◆ **Dataset items**:
▽

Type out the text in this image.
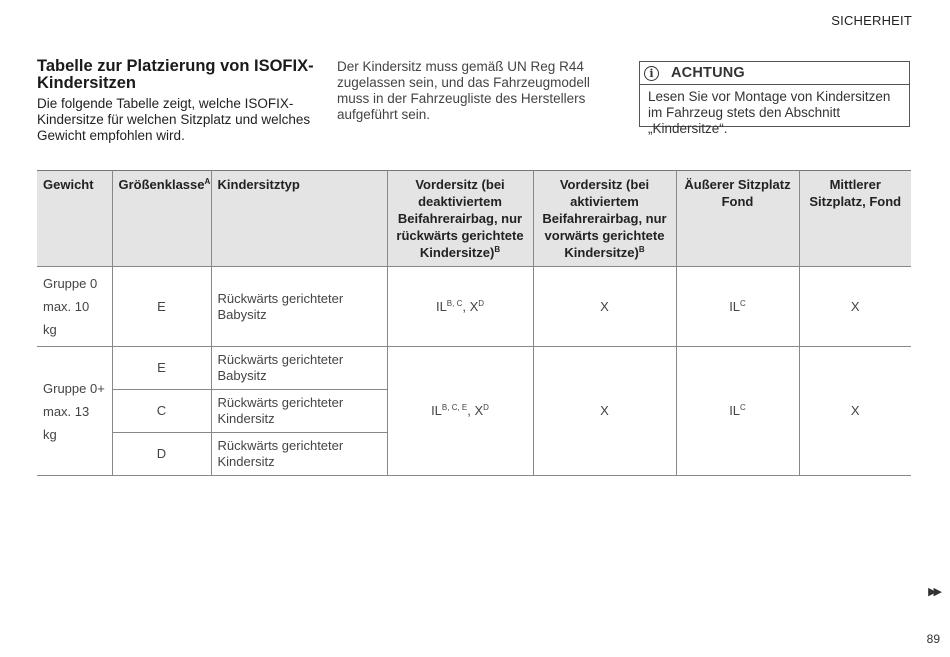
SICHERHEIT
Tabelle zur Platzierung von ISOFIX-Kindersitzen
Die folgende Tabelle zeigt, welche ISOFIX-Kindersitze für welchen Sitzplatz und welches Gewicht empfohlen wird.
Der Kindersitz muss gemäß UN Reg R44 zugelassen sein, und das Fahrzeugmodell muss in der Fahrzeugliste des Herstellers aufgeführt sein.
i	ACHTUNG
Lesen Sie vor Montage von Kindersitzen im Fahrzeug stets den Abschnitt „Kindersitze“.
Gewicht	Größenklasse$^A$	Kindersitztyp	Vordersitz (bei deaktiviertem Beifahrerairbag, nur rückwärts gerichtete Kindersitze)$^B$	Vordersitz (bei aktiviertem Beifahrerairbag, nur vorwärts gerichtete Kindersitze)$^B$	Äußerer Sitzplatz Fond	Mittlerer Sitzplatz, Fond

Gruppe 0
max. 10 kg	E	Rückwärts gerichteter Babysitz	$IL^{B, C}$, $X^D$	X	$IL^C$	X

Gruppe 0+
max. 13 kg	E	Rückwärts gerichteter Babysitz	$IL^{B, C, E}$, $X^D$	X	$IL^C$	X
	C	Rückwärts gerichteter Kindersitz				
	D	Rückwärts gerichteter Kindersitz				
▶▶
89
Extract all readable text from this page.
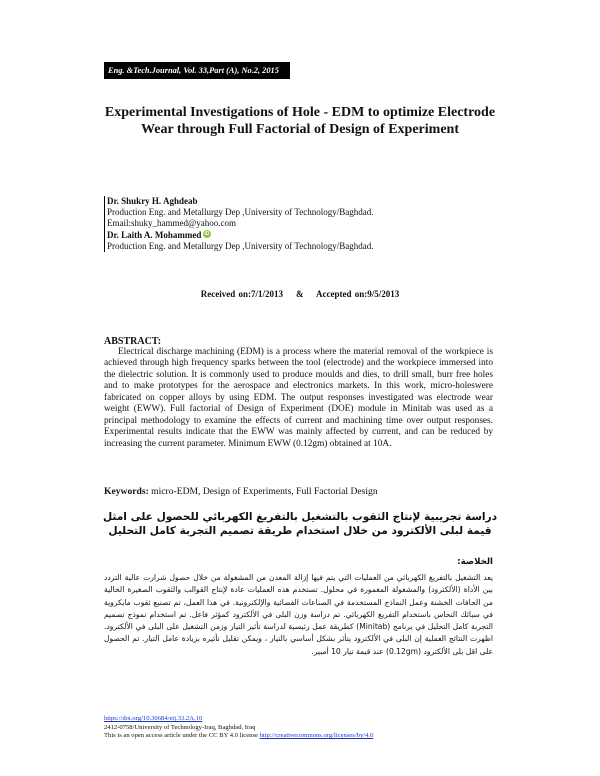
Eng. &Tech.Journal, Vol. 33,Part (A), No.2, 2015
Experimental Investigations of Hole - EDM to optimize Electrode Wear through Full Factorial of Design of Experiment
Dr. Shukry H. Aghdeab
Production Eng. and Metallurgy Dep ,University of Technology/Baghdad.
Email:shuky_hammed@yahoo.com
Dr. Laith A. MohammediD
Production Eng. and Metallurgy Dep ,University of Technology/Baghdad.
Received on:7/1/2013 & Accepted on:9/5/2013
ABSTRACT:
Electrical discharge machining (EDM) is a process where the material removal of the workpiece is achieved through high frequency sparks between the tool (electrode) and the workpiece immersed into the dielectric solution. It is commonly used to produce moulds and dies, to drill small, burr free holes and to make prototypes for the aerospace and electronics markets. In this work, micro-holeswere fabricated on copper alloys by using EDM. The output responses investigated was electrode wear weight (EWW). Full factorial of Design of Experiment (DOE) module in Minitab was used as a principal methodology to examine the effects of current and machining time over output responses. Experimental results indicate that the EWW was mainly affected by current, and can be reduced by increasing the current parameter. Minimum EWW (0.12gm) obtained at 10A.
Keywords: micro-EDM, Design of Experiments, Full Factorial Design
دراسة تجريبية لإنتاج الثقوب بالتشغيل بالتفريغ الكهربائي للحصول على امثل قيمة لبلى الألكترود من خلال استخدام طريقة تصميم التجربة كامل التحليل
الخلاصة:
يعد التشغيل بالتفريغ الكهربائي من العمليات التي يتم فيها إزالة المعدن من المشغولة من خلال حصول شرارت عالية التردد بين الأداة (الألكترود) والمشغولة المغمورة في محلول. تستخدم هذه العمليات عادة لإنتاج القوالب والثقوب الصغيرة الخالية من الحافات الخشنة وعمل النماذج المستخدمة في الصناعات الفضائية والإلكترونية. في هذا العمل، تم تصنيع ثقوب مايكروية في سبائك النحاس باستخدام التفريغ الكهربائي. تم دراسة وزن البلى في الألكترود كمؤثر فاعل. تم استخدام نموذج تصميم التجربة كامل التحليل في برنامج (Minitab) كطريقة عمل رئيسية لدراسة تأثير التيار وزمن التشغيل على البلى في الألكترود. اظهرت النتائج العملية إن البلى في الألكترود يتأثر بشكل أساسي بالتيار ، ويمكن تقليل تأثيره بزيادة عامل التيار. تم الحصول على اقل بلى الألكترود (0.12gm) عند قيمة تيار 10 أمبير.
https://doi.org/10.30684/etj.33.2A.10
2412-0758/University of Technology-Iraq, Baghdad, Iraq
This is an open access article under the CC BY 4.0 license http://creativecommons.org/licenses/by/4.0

△
▽

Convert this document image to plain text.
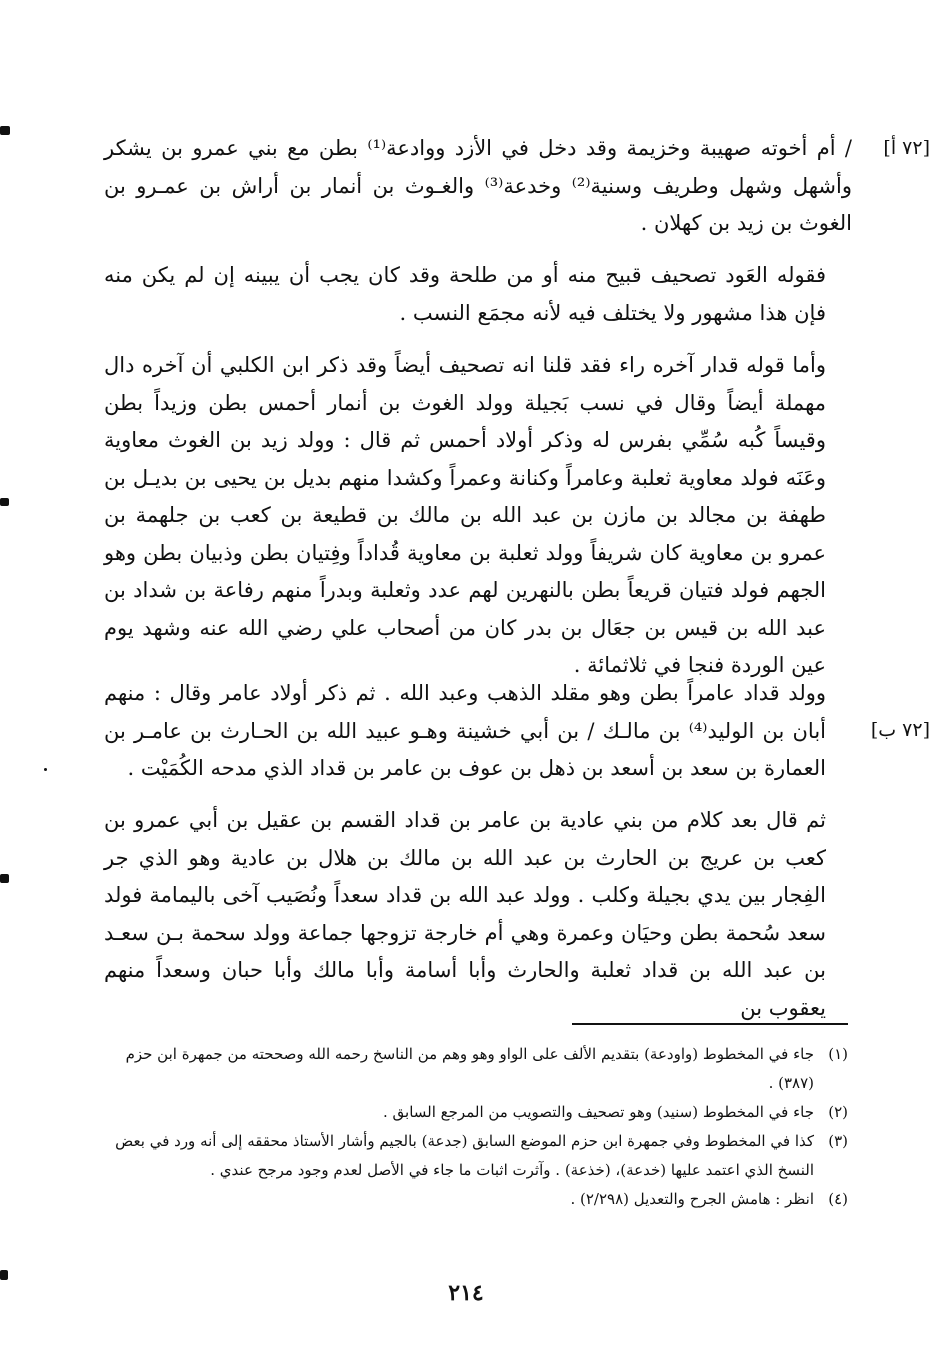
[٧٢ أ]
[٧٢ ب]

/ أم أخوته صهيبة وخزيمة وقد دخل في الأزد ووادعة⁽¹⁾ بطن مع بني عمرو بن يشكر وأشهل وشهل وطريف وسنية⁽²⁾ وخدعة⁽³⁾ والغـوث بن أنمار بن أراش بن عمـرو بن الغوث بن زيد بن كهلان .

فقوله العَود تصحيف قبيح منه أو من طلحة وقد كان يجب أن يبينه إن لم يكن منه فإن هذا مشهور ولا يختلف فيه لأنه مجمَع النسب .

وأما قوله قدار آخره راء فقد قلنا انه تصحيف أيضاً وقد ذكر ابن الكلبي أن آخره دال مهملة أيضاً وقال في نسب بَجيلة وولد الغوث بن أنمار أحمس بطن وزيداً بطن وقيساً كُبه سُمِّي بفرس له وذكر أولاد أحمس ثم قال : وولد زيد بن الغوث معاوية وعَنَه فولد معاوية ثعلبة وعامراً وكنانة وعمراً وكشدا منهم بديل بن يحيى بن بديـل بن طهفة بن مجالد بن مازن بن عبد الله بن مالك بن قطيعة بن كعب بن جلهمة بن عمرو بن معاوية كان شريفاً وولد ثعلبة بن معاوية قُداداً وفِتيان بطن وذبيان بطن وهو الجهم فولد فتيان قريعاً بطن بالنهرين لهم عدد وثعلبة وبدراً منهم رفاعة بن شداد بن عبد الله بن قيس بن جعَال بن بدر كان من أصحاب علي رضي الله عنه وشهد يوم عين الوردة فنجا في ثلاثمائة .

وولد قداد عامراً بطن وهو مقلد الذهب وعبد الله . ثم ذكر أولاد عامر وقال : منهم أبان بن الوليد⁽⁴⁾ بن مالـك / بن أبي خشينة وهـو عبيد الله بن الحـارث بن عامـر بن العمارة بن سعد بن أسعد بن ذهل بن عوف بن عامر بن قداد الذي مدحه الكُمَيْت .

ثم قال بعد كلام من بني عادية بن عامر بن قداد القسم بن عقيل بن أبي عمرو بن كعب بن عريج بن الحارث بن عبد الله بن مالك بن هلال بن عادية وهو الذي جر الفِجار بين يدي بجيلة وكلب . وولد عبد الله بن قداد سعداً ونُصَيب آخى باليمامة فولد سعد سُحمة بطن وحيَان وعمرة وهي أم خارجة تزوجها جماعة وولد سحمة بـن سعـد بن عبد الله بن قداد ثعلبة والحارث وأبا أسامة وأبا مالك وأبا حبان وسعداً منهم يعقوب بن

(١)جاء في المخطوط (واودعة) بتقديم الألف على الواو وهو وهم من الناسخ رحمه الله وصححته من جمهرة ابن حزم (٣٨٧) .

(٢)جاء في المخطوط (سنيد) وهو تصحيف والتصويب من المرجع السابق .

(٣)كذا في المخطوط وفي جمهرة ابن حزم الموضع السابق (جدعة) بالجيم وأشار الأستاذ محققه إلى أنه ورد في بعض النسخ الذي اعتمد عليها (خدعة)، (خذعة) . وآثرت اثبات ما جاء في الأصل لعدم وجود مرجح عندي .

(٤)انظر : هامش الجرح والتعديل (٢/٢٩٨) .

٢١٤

△
▽

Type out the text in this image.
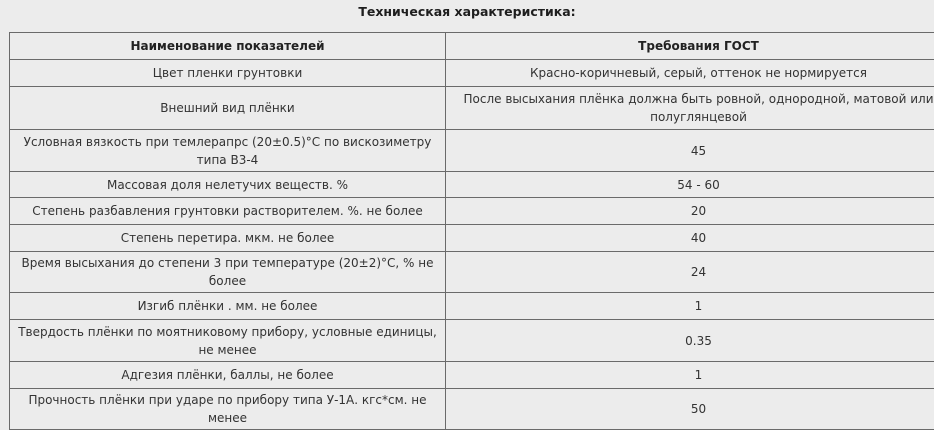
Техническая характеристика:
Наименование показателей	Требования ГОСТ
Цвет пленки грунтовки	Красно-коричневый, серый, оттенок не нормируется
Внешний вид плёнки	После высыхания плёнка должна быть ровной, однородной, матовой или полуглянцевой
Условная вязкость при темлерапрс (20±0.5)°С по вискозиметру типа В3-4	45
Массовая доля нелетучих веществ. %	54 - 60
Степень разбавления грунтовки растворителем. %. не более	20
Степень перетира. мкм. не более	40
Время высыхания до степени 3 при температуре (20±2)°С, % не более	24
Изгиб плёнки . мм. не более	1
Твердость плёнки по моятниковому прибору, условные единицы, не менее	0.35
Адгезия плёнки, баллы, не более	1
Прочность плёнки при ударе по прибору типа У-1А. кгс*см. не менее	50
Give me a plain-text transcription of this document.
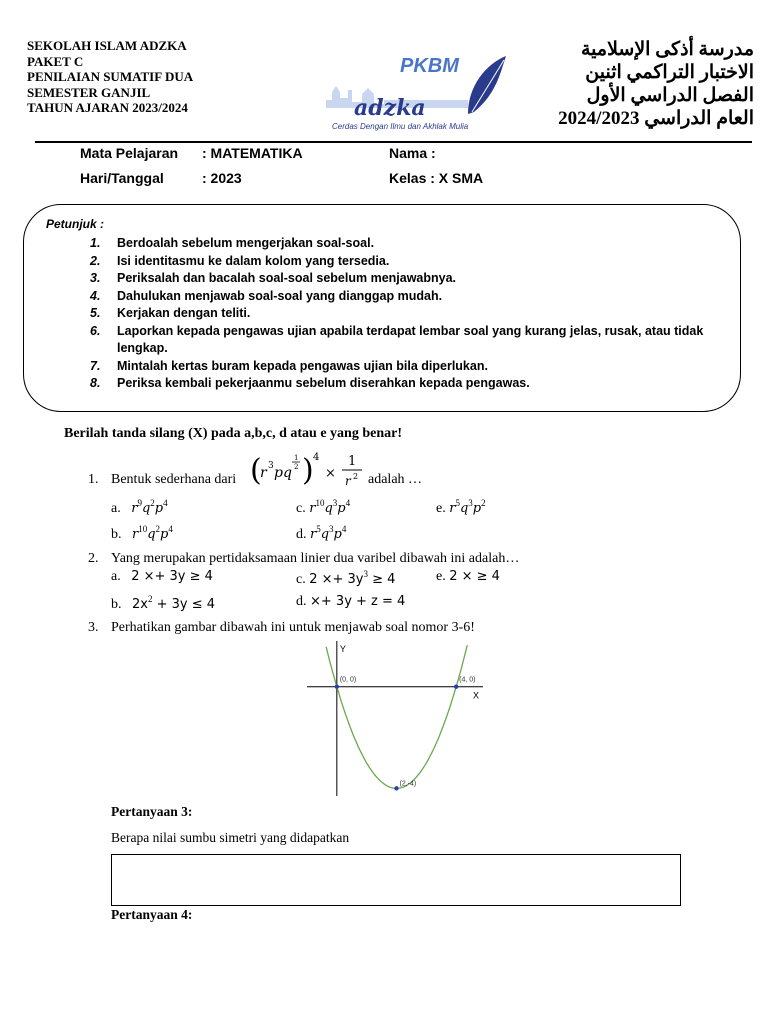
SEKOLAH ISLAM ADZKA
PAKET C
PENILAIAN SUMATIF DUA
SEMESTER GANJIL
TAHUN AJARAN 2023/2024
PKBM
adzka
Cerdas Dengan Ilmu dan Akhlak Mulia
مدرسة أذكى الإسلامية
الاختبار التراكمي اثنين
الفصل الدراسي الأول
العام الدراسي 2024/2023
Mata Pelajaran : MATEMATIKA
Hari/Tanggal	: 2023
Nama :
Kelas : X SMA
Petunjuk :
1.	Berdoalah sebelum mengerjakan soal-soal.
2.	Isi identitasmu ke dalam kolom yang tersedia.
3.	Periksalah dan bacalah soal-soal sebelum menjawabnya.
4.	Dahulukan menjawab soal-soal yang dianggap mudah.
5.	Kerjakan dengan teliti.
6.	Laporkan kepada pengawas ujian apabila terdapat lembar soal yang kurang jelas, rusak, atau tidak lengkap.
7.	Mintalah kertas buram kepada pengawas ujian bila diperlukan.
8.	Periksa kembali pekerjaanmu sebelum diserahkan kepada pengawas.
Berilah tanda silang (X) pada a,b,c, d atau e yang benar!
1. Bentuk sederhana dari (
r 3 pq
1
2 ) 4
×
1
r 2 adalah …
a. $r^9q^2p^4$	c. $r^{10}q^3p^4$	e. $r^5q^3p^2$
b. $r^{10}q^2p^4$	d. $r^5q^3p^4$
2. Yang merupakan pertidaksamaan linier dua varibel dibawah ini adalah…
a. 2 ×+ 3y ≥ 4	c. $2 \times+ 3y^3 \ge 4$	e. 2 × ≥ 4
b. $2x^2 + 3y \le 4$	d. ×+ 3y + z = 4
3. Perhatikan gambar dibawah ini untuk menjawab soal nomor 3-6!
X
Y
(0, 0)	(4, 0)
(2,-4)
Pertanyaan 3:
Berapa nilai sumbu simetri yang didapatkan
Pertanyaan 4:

△

◆ **Task prompt**: How many lines in the records above hold the word "السابق"? Give only the number.

◆ **Task output**: 2